TASK REQUIREMENTS:
Isolate every line in the data with the string "object" and copy it.

========================================================================

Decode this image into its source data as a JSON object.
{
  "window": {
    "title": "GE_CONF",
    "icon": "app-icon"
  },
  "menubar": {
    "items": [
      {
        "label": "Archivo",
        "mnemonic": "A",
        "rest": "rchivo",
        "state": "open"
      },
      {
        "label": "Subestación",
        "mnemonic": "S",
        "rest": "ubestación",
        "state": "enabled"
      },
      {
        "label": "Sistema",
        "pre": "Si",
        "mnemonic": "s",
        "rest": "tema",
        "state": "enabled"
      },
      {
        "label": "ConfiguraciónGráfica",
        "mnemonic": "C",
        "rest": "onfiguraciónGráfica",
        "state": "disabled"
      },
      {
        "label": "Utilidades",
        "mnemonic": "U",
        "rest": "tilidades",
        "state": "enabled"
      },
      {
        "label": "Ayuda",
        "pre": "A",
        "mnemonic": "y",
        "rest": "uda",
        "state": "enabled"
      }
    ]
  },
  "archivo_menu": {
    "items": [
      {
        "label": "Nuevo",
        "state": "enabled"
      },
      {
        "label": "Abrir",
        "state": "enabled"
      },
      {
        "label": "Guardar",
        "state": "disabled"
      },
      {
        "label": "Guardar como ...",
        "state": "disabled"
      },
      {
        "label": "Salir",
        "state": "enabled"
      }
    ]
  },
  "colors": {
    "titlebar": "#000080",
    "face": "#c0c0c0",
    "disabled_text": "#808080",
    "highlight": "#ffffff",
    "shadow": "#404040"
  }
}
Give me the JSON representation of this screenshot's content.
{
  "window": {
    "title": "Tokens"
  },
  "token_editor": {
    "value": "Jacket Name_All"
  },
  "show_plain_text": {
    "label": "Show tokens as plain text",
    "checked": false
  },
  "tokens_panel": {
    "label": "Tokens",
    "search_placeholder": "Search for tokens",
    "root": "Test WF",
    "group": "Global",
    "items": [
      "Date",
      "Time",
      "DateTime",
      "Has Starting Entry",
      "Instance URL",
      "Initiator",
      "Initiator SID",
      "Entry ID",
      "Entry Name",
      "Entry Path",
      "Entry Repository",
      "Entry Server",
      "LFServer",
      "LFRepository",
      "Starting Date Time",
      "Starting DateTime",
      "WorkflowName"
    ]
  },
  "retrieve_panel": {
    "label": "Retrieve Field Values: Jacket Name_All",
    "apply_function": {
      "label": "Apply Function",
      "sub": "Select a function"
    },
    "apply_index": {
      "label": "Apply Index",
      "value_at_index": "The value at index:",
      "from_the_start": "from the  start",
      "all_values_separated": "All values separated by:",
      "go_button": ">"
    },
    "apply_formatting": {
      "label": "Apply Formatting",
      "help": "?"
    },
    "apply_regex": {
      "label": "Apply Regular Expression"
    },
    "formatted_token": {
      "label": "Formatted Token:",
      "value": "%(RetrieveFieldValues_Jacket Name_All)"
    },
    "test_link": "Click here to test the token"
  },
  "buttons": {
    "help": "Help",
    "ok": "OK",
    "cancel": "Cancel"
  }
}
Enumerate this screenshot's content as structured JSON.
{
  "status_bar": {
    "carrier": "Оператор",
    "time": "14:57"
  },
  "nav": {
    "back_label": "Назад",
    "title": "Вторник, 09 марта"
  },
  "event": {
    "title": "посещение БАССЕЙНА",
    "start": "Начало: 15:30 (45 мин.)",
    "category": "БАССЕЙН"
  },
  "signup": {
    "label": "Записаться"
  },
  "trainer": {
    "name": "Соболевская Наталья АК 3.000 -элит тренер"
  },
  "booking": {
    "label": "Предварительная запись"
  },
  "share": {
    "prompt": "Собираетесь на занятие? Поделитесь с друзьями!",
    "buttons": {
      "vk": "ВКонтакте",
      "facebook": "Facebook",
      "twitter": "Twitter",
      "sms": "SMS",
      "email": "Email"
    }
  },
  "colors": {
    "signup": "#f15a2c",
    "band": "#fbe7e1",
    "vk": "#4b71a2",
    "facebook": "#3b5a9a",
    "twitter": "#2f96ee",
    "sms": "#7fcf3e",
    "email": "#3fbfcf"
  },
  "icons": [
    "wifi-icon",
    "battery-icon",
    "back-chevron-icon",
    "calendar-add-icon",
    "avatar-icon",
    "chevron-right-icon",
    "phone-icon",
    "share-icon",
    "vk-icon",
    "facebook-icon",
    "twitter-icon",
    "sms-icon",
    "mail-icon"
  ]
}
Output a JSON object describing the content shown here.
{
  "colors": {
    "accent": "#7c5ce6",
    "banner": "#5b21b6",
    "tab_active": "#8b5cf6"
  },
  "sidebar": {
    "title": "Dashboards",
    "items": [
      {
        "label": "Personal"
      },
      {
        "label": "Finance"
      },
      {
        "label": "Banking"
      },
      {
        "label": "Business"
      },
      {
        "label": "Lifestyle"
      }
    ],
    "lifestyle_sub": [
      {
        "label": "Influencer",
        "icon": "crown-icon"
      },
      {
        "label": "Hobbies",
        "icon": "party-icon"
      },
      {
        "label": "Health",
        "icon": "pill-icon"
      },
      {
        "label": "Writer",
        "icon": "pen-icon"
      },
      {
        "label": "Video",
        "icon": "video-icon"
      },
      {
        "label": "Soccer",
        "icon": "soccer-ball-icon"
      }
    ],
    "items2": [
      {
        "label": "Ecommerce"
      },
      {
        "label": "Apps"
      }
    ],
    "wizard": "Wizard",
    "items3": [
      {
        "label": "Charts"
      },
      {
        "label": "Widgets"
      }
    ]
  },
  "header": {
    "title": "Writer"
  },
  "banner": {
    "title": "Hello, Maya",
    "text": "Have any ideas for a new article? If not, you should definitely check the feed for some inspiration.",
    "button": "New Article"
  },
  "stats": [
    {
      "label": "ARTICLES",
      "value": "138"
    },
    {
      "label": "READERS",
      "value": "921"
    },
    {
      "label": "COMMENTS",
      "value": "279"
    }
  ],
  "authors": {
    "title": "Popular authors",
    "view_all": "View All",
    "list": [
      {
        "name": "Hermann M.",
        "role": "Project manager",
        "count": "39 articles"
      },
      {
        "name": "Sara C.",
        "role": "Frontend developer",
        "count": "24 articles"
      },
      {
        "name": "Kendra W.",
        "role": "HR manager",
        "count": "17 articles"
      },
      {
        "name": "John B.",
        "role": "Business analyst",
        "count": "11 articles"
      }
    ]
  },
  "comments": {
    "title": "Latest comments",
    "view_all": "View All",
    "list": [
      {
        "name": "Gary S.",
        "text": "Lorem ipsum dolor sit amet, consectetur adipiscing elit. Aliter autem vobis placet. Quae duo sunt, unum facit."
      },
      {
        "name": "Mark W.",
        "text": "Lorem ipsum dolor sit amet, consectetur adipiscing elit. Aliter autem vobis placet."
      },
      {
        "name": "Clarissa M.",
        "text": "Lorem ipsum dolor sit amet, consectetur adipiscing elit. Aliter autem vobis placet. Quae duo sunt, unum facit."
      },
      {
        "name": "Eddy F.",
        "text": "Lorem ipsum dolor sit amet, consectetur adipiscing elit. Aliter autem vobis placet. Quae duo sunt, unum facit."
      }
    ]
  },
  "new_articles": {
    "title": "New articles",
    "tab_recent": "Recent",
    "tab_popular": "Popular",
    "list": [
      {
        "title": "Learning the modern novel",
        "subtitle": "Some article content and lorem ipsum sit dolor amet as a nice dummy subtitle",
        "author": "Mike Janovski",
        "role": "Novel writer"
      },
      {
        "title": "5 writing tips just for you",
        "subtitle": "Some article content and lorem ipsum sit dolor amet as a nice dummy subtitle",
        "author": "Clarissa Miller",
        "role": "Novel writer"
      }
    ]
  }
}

========================================================================

THE REPLY:
Decode this image into its source data as a JSON object.
Output a JSON object describing the content shown here.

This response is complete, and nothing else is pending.